──────── Records to process ────────

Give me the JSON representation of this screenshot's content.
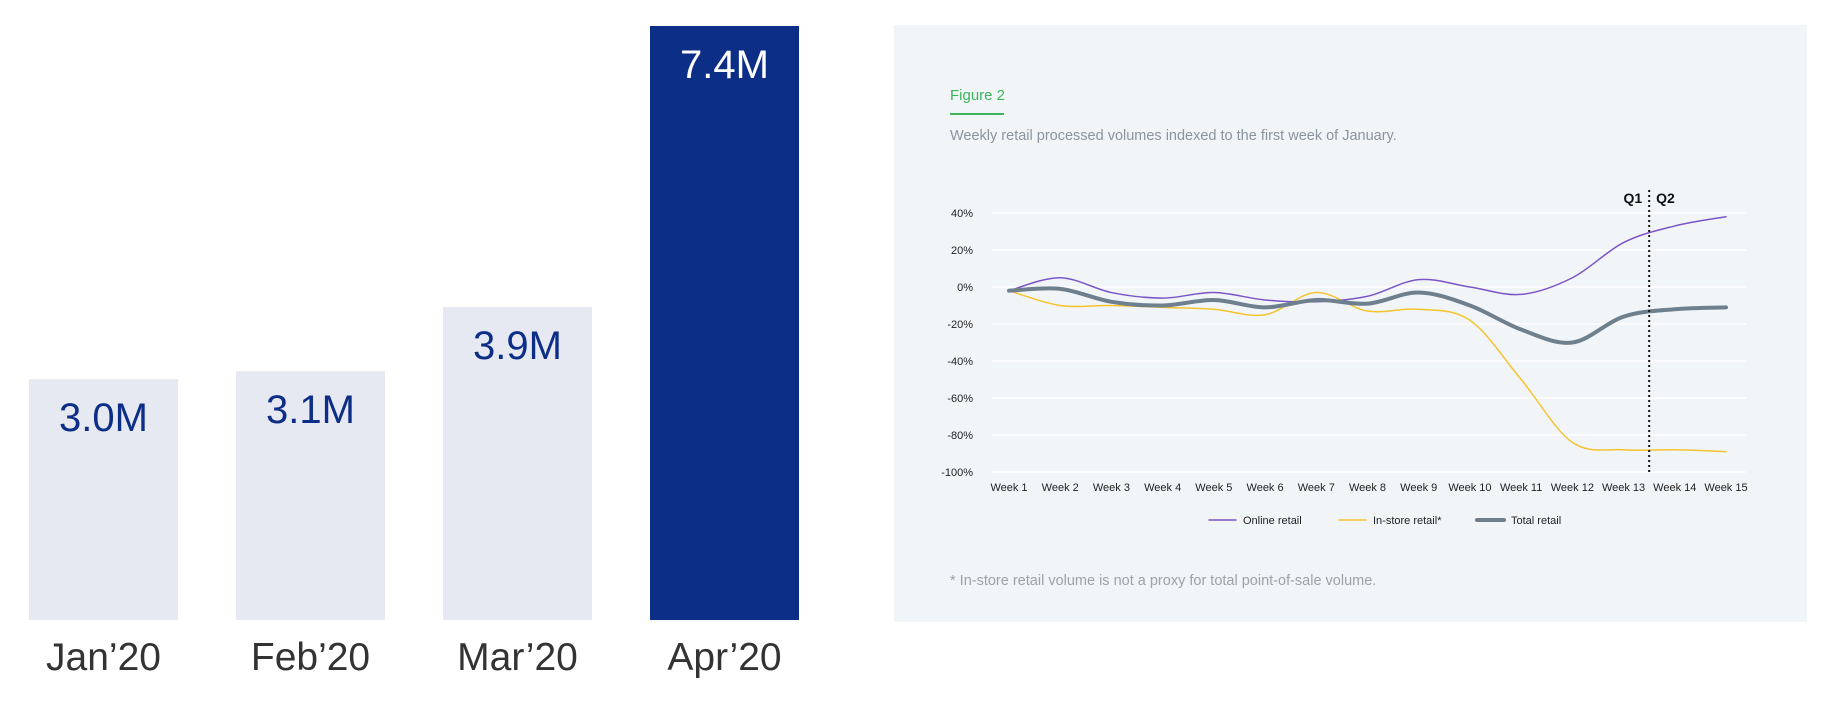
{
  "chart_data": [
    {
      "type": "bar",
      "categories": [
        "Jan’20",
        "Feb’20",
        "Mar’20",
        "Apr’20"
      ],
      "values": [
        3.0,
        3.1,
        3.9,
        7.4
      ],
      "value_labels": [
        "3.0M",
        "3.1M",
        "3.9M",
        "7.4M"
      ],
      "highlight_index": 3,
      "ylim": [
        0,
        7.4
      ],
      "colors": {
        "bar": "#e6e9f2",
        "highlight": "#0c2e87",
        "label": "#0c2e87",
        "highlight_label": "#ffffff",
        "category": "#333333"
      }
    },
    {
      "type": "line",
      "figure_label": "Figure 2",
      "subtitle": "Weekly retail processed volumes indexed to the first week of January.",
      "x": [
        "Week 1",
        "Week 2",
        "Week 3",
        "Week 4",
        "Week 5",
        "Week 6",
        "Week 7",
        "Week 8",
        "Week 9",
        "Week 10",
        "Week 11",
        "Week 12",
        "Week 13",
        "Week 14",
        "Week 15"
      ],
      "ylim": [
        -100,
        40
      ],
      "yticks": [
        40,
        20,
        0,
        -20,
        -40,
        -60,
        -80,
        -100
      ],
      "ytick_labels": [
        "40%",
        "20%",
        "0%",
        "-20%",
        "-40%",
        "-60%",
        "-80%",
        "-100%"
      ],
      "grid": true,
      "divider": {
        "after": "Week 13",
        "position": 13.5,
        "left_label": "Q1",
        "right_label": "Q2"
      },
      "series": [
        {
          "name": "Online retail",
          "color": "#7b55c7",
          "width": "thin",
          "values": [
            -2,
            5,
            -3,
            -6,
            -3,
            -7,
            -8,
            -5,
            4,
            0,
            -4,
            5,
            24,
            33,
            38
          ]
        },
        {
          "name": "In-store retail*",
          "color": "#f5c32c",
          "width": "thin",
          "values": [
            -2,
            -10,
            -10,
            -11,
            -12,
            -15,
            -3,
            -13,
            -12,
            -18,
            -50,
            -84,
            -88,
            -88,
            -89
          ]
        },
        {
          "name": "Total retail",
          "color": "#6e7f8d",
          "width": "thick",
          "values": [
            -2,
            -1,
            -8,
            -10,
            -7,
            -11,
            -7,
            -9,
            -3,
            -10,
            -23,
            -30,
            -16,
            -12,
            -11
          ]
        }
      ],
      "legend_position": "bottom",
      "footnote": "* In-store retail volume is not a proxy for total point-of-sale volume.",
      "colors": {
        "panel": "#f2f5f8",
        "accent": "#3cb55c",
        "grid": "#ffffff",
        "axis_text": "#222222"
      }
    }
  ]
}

────────

→ The exercise
Copy every line in the records above that contains the word "ffffff".

→ The reply
        "highlight_label": "#ffffff",
        "grid": "#ffffff",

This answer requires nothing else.